**DATA SHOWN**.
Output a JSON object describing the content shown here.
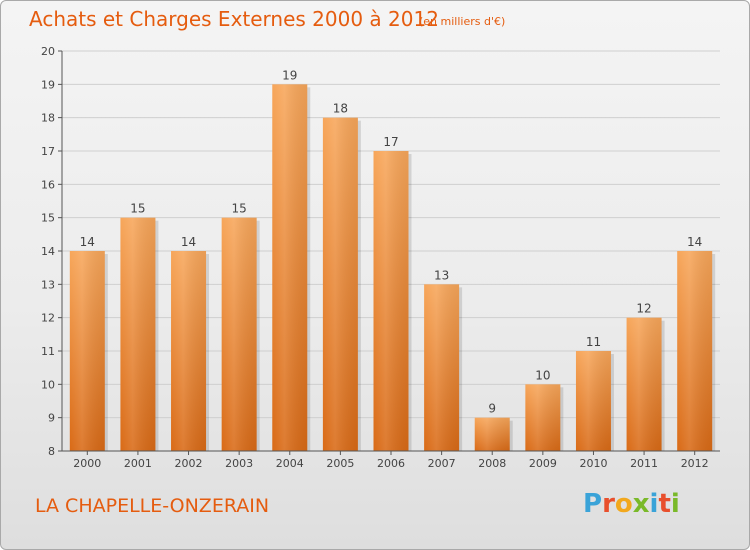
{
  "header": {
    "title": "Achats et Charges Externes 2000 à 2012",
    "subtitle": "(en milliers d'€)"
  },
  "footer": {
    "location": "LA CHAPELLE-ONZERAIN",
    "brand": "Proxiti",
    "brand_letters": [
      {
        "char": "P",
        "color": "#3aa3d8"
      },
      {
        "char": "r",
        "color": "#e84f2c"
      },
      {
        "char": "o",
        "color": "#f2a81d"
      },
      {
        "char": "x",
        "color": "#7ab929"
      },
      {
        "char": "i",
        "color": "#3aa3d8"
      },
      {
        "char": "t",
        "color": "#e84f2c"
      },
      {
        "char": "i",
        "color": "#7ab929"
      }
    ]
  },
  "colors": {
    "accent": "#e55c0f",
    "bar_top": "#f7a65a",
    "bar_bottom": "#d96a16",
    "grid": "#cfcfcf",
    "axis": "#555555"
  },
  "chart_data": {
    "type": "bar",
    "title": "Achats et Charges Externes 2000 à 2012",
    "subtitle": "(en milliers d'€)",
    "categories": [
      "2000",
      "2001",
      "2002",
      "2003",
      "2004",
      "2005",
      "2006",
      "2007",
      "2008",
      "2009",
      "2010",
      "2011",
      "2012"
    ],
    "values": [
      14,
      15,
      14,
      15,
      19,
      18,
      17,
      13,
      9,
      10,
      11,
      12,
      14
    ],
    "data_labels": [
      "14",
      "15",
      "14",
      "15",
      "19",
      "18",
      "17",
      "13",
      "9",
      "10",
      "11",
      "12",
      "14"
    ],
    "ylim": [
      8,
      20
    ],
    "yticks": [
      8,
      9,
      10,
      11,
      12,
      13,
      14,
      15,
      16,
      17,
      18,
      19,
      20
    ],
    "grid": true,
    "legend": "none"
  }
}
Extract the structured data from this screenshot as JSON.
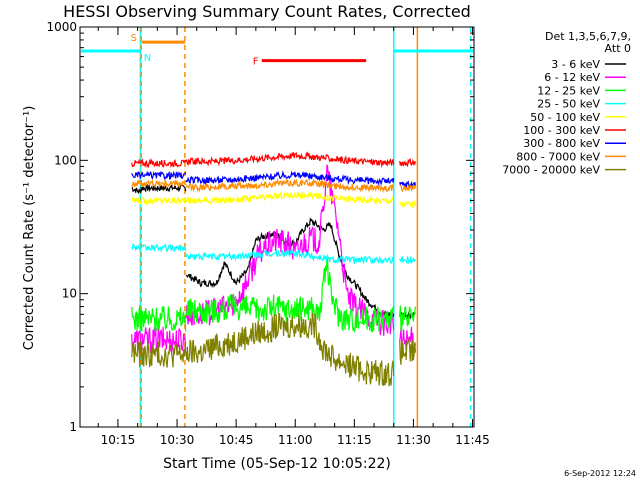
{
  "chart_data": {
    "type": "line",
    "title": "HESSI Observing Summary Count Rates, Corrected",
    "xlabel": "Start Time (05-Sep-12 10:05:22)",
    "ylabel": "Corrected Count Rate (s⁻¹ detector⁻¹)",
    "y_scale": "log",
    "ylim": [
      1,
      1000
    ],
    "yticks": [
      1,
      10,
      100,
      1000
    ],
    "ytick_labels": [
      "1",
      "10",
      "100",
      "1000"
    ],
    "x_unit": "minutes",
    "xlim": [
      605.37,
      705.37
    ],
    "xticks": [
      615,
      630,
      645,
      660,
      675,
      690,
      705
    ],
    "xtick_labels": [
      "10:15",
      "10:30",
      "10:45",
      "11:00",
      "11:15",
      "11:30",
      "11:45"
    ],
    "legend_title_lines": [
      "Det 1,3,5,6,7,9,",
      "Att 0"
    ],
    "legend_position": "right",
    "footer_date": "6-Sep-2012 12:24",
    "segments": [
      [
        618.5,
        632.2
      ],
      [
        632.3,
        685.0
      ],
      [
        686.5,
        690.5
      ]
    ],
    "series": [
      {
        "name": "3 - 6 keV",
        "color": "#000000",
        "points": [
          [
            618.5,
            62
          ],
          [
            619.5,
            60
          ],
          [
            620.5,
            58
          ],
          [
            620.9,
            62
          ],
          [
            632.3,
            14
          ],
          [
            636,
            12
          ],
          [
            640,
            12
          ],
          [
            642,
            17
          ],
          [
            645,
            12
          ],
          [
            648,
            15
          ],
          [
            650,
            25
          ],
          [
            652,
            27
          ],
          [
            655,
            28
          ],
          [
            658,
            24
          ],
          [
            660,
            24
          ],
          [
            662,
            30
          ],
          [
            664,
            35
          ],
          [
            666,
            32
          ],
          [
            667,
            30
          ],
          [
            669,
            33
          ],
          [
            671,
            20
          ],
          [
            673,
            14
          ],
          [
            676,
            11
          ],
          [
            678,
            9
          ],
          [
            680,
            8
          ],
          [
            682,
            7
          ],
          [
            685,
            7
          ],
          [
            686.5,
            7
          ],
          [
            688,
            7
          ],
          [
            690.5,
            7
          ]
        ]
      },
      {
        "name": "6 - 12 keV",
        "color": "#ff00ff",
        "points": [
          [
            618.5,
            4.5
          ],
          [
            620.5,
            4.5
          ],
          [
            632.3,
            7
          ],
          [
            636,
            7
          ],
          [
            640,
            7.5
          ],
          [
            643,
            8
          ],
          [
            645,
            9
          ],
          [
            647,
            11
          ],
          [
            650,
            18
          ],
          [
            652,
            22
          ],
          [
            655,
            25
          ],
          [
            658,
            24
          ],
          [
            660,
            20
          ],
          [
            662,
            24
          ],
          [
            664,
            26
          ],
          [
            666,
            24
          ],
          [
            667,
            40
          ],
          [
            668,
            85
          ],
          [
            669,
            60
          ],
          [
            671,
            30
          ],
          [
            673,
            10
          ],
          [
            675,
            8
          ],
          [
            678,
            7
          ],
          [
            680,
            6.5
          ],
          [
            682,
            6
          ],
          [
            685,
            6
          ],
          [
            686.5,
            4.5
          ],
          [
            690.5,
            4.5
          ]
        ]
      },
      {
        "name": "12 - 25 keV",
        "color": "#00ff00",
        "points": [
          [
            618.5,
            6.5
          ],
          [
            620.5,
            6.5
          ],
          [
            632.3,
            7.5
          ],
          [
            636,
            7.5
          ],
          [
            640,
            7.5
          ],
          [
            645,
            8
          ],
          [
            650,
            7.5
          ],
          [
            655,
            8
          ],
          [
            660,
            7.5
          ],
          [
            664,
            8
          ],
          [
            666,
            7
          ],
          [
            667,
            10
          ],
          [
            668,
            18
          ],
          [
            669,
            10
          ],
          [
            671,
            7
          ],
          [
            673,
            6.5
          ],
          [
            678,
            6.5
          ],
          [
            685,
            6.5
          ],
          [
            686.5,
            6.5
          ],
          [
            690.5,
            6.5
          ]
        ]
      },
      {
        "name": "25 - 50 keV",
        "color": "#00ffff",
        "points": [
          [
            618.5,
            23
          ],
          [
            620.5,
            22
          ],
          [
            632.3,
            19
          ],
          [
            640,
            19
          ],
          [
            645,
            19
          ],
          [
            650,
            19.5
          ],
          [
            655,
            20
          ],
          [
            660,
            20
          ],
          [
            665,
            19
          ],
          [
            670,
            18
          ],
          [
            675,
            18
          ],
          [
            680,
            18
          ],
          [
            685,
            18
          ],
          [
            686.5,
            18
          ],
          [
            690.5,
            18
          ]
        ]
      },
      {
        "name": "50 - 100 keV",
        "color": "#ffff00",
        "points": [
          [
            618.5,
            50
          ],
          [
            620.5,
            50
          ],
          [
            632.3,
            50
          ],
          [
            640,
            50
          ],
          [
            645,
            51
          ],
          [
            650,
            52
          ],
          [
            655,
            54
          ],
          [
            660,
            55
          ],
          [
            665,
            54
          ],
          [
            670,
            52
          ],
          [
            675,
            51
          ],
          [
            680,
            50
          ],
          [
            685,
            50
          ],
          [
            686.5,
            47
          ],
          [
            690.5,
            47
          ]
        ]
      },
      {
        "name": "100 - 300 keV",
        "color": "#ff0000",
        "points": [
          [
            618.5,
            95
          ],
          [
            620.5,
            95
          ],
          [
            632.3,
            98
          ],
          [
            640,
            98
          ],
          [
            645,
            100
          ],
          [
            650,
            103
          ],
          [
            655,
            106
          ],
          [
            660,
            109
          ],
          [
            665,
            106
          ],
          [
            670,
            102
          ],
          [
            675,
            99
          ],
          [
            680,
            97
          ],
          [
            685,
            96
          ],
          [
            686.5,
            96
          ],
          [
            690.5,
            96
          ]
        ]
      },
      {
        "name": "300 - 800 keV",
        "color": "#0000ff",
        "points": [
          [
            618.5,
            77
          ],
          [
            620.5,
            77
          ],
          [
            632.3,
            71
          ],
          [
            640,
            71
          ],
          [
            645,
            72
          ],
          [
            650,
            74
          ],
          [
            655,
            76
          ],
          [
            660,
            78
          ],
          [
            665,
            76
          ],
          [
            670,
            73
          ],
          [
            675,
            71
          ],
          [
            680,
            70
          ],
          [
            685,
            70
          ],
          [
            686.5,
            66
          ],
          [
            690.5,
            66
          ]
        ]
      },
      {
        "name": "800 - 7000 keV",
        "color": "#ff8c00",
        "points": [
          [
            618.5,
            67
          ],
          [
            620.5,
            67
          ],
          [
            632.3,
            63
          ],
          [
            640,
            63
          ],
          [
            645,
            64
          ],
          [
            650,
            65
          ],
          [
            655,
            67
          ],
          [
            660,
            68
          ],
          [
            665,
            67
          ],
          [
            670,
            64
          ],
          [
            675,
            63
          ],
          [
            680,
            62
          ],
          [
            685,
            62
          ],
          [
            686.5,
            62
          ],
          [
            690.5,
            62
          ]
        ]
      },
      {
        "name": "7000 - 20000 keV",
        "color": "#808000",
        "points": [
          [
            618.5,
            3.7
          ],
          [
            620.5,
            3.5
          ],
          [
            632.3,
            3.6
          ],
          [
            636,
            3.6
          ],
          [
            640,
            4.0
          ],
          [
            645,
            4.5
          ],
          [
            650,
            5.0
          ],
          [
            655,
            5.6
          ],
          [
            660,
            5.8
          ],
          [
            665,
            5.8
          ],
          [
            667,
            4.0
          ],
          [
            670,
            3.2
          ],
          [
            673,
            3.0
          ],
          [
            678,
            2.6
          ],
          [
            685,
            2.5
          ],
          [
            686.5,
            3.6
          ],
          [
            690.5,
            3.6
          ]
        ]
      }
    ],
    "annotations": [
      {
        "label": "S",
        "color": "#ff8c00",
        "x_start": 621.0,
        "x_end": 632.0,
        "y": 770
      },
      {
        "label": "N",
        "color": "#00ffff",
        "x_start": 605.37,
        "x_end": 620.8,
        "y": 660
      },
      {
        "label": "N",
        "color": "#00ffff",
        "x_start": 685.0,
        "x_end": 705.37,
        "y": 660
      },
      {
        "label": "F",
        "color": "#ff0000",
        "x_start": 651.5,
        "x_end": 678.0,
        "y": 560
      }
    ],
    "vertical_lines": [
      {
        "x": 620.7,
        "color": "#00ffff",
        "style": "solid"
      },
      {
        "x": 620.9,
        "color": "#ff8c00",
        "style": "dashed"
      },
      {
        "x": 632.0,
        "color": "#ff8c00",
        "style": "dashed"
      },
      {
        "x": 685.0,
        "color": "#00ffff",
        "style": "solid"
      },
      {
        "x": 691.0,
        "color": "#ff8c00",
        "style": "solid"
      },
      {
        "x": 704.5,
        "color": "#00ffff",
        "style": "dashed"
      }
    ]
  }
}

**JOB**.
From the data above, gather every line that includes the word "Count".

**EXPECTED ANSWER**.
    "title": "HESSI Observing Summary Count Rates, Corrected",
    "ylabel": "Corrected Count Rate (s⁻¹ detector⁻¹)",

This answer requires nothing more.